------ PROVIDED RECORDS ------

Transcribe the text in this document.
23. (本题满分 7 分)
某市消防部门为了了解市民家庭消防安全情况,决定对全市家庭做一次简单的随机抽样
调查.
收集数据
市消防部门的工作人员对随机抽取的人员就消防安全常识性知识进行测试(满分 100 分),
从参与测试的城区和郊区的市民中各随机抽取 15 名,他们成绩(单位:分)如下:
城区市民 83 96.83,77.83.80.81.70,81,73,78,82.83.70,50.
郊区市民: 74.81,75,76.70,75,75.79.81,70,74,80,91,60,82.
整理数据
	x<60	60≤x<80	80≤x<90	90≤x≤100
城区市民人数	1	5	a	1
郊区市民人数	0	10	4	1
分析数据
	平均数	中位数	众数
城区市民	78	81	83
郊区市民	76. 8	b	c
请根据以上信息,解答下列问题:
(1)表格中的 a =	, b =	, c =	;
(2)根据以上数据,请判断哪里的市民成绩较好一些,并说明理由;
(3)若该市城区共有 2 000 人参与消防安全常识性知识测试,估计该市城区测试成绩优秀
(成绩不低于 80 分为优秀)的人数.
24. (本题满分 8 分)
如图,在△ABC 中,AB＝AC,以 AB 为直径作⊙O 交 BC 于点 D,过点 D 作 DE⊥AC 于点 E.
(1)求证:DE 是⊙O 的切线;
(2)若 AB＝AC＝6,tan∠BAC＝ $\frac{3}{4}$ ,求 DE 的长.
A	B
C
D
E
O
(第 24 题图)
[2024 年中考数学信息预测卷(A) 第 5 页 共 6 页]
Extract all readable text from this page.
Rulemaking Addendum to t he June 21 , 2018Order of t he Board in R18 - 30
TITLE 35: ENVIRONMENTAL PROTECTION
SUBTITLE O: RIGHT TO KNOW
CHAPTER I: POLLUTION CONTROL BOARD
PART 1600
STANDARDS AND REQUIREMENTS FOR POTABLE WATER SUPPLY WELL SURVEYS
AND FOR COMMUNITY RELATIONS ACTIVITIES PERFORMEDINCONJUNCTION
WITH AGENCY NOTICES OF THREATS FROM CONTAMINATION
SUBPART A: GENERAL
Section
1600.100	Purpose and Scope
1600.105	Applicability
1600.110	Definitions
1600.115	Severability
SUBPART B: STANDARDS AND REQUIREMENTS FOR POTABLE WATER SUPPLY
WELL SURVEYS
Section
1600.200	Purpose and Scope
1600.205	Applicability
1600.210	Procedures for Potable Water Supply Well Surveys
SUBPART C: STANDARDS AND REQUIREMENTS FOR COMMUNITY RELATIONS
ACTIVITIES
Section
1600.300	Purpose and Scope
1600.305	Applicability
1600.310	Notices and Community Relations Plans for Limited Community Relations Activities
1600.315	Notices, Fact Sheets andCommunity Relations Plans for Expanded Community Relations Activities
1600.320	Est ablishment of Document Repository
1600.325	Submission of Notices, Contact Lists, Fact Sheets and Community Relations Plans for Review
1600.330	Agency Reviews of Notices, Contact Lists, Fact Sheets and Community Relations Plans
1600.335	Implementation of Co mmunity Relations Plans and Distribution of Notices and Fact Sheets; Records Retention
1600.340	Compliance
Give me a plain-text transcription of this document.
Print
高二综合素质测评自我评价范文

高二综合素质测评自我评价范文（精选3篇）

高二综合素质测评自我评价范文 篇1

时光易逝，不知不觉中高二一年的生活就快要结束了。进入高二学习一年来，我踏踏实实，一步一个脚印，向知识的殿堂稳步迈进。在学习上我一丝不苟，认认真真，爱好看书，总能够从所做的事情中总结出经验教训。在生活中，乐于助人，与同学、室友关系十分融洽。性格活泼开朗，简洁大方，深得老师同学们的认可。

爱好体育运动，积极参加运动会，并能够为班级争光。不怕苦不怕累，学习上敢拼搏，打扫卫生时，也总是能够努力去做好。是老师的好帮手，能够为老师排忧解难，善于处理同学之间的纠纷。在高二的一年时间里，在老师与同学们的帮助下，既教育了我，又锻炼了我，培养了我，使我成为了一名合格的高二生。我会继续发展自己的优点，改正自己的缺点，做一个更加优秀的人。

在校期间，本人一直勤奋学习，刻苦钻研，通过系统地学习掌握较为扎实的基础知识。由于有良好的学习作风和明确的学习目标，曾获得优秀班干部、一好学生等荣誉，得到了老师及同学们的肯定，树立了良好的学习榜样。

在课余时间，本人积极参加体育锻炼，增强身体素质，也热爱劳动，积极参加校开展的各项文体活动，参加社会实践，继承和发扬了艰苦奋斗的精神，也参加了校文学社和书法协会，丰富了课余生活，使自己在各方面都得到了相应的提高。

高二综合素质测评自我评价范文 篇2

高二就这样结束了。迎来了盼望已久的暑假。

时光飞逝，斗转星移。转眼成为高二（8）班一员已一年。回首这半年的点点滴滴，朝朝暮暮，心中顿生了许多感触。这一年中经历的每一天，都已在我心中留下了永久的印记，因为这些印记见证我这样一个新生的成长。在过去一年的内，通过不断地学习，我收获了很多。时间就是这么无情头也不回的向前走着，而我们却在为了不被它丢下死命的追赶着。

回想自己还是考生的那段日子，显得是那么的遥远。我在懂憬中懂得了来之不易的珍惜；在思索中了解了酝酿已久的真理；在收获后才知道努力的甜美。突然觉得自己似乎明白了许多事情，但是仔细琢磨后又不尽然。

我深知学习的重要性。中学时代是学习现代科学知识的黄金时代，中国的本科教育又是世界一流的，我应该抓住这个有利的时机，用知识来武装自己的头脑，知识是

------

DIRECTION: Return every record above exactly as it appears.

OUTPUT BELOW:
Transcribe the text in this document.
23. (本题满分 7 分)
某市消防部门为了了解市民家庭消防安全情况,决定对全市家庭做一次简单的随机抽样
调查.
收集数据
市消防部门的工作人员对随机抽取的人员就消防安全常识性知识进行测试(满分 100 分),
从参与测试的城区和郊区的市民中各随机抽取 15 名,他们成绩(单位:分)如下:
城区市民 83 96.83,77.83.80.81.70,81,73,78,82.83.70,50.
郊区市民: 74.81,75,76.70,75,75.79.81,70,74,80,91,60,82.
整理数据
	x<60	60≤x<80	80≤x<90	90≤x≤100
城区市民人数	1	5	a	1
郊区市民人数	0	10	4	1
分析数据
	平均数	中位数	众数
城区市民	78	81	83
郊区市民	76. 8	b	c
请根据以上信息,解答下列问题:
(1)表格中的 a =	, b =	, c =	;
(2)根据以上数据,请判断哪里的市民成绩较好一些,并说明理由;
(3)若该市城区共有 2 000 人参与消防安全常识性知识测试,估计该市城区测试成绩优秀
(成绩不低于 80 分为优秀)的人数.
24. (本题满分 8 分)
如图,在△ABC 中,AB＝AC,以 AB 为直径作⊙O 交 BC 于点 D,过点 D 作 DE⊥AC 于点 E.
(1)求证:DE 是⊙O 的切线;
(2)若 AB＝AC＝6,tan∠BAC＝ $\frac{3}{4}$ ,求 DE 的长.
A	B
C
D
E
O
(第 24 题图)
[2024 年中考数学信息预测卷(A) 第 5 页 共 6 页]
Extract all readable text from this page.
Rulemaking Addendum to t he June 21 , 2018Order of t he Board in R18 - 30
TITLE 35: ENVIRONMENTAL PROTECTION
SUBTITLE O: RIGHT TO KNOW
CHAPTER I: POLLUTION CONTROL BOARD
PART 1600
STANDARDS AND REQUIREMENTS FOR POTABLE WATER SUPPLY WELL SURVEYS
AND FOR COMMUNITY RELATIONS ACTIVITIES PERFORMEDINCONJUNCTION
WITH AGENCY NOTICES OF THREATS FROM CONTAMINATION
SUBPART A: GENERAL
Section
1600.100	Purpose and Scope
1600.105	Applicability
1600.110	Definitions
1600.115	Severability
SUBPART B: STANDARDS AND REQUIREMENTS FOR POTABLE WATER SUPPLY
WELL SURVEYS
Section
1600.200	Purpose and Scope
1600.205	Applicability
1600.210	Procedures for Potable Water Supply Well Surveys
SUBPART C: STANDARDS AND REQUIREMENTS FOR COMMUNITY RELATIONS
ACTIVITIES
Section
1600.300	Purpose and Scope
1600.305	Applicability
1600.310	Notices and Community Relations Plans for Limited Community Relations Activities
1600.315	Notices, Fact Sheets andCommunity Relations Plans for Expanded Community Relations Activities
1600.320	Est ablishment of Document Repository
1600.325	Submission of Notices, Contact Lists, Fact Sheets and Community Relations Plans for Review
1600.330	Agency Reviews of Notices, Contact Lists, Fact Sheets and Community Relations Plans
1600.335	Implementation of Co mmunity Relations Plans and Distribution of Notices and Fact Sheets; Records Retention
1600.340	Compliance
Give me a plain-text transcription of this document.
Print
高二综合素质测评自我评价范文

高二综合素质测评自我评价范文（精选3篇）

高二综合素质测评自我评价范文 篇1

时光易逝，不知不觉中高二一年的生活就快要结束了。进入高二学习一年来，我踏踏实实，一步一个脚印，向知识的殿堂稳步迈进。在学习上我一丝不苟，认认真真，爱好看书，总能够从所做的事情中总结出经验教训。在生活中，乐于助人，与同学、室友关系十分融洽。性格活泼开朗，简洁大方，深得老师同学们的认可。

爱好体育运动，积极参加运动会，并能够为班级争光。不怕苦不怕累，学习上敢拼搏，打扫卫生时，也总是能够努力去做好。是老师的好帮手，能够为老师排忧解难，善于处理同学之间的纠纷。在高二的一年时间里，在老师与同学们的帮助下，既教育了我，又锻炼了我，培养了我，使我成为了一名合格的高二生。我会继续发展自己的优点，改正自己的缺点，做一个更加优秀的人。

在校期间，本人一直勤奋学习，刻苦钻研，通过系统地学习掌握较为扎实的基础知识。由于有良好的学习作风和明确的学习目标，曾获得优秀班干部、一好学生等荣誉，得到了老师及同学们的肯定，树立了良好的学习榜样。

在课余时间，本人积极参加体育锻炼，增强身体素质，也热爱劳动，积极参加校开展的各项文体活动，参加社会实践，继承和发扬了艰苦奋斗的精神，也参加了校文学社和书法协会，丰富了课余生活，使自己在各方面都得到了相应的提高。

高二综合素质测评自我评价范文 篇2

高二就这样结束了。迎来了盼望已久的暑假。

时光飞逝，斗转星移。转眼成为高二（8）班一员已一年。回首这半年的点点滴滴，朝朝暮暮，心中顿生了许多感触。这一年中经历的每一天，都已在我心中留下了永久的印记，因为这些印记见证我这样一个新生的成长。在过去一年的内，通过不断地学习，我收获了很多。时间就是这么无情头也不回的向前走着，而我们却在为了不被它丢下死命的追赶着。

回想自己还是考生的那段日子，显得是那么的遥远。我在懂憬中懂得了来之不易的珍惜；在思索中了解了酝酿已久的真理；在收获后才知道努力的甜美。突然觉得自己似乎明白了许多事情，但是仔细琢磨后又不尽然。

我深知学习的重要性。中学时代是学习现代科学知识的黄金时代，中国的本科教育又是世界一流的，我应该抓住这个有利的时机，用知识来武装自己的头脑，知识是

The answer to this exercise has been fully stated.